- Records for the exercise
####

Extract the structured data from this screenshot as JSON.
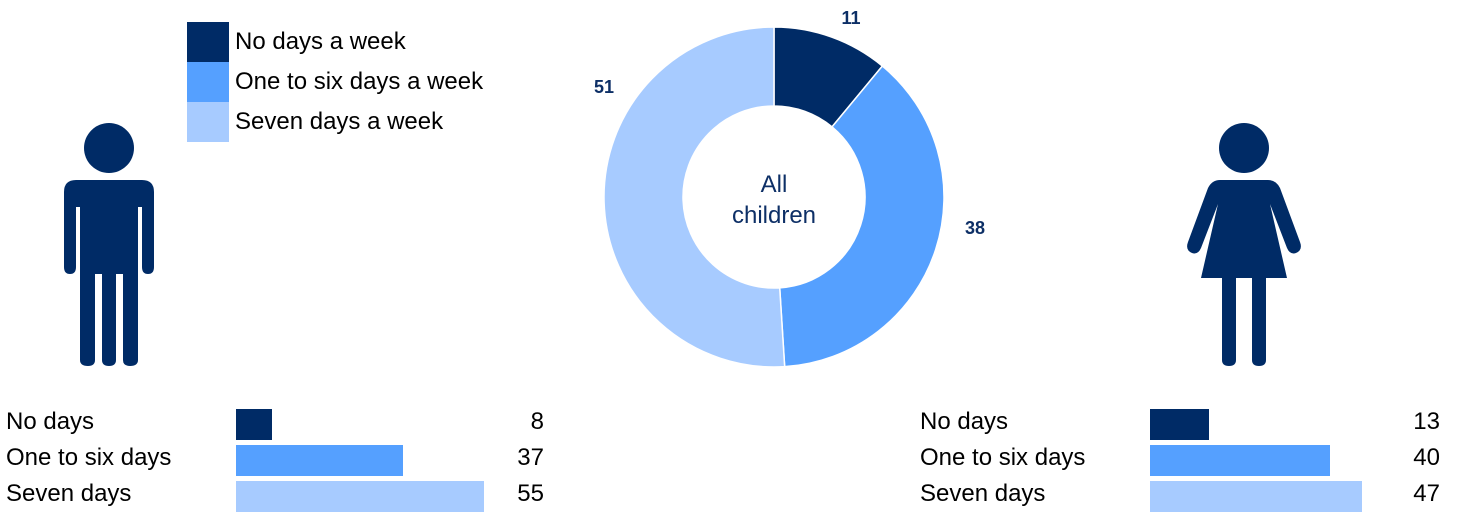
{
  "colors": {
    "no_days": "#002B66",
    "one_to_six": "#55A0FF",
    "seven": "#A7CBFF",
    "figure": "#002B66",
    "label_dark": "#0D2F66"
  },
  "legend": [
    {
      "label": "No days a week",
      "color_key": "no_days"
    },
    {
      "label": "One to six days a week",
      "color_key": "one_to_six"
    },
    {
      "label": "Seven days a week",
      "color_key": "seven"
    }
  ],
  "donut": {
    "center_line1": "All",
    "center_line2": "children",
    "labels": [
      "11",
      "38",
      "51"
    ]
  },
  "icons": {
    "male": "male-person-icon",
    "female": "female-person-icon"
  },
  "boys": {
    "rows": [
      {
        "label": "No days",
        "value": "8"
      },
      {
        "label": "One to six days",
        "value": "37"
      },
      {
        "label": "Seven days",
        "value": "55"
      }
    ]
  },
  "girls": {
    "rows": [
      {
        "label": "No days",
        "value": "13"
      },
      {
        "label": "One to six days",
        "value": "40"
      },
      {
        "label": "Seven days",
        "value": "47"
      }
    ]
  },
  "chart_data": [
    {
      "type": "pie",
      "title": "",
      "categories": [
        "No days a week",
        "One to six days a week",
        "Seven days a week"
      ],
      "values": [
        11,
        38,
        51
      ],
      "center_label": "All children",
      "legend": "top-left"
    },
    {
      "type": "bar",
      "title": "",
      "orientation": "horizontal",
      "categories": [
        "No days",
        "One to six days",
        "Seven days"
      ],
      "values": [
        8,
        37,
        55
      ],
      "xlim": [
        0,
        55
      ]
    },
    {
      "type": "bar",
      "title": "",
      "orientation": "horizontal",
      "categories": [
        "No days",
        "One to six days",
        "Seven days"
      ],
      "values": [
        13,
        40,
        47
      ],
      "xlim": [
        0,
        55
      ]
    }
  ]
}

####

Pictures in the records above are left out; print everything else exactly as written.

Extract the structured data from this screenshot as JSON.
{
  "colors": {
    "no_days": "#002B66",
    "one_to_six": "#55A0FF",
    "seven": "#A7CBFF",
    "figure": "#002B66",
    "label_dark": "#0D2F66"
  },
  "legend": [
    {
      "label": "No days a week",
      "color_key": "no_days"
    },
    {
      "label": "One to six days a week",
      "color_key": "one_to_six"
    },
    {
      "label": "Seven days a week",
      "color_key": "seven"
    }
  ],
  "donut": {
    "center_line1": "All",
    "center_line2": "children",
    "labels": [
      "11",
      "38",
      "51"
    ]
  },
  "icons": {
    "male": "male-person-icon",
    "female": "female-person-icon"
  },
  "boys": {
    "rows": [
      {
        "label": "No days",
        "value": "8"
      },
      {
        "label": "One to six days",
        "value": "37"
      },
      {
        "label": "Seven days",
        "value": "55"
      }
    ]
  },
  "girls": {
    "rows": [
      {
        "label": "No days",
        "value": "13"
      },
      {
        "label": "One to six days",
        "value": "40"
      },
      {
        "label": "Seven days",
        "value": "47"
      }
    ]
  },
  "chart_data": [
    {
      "type": "pie",
      "title": "",
      "categories": [
        "No days a week",
        "One to six days a week",
        "Seven days a week"
      ],
      "values": [
        11,
        38,
        51
      ],
      "center_label": "All children",
      "legend": "top-left"
    },
    {
      "type": "bar",
      "title": "",
      "orientation": "horizontal",
      "categories": [
        "No days",
        "One to six days",
        "Seven days"
      ],
      "values": [
        8,
        37,
        55
      ],
      "xlim": [
        0,
        55
      ]
    },
    {
      "type": "bar",
      "title": "",
      "orientation": "horizontal",
      "categories": [
        "No days",
        "One to six days",
        "Seven days"
      ],
      "values": [
        13,
        40,
        47
      ],
      "xlim": [
        0,
        55
      ]
    }
  ]
}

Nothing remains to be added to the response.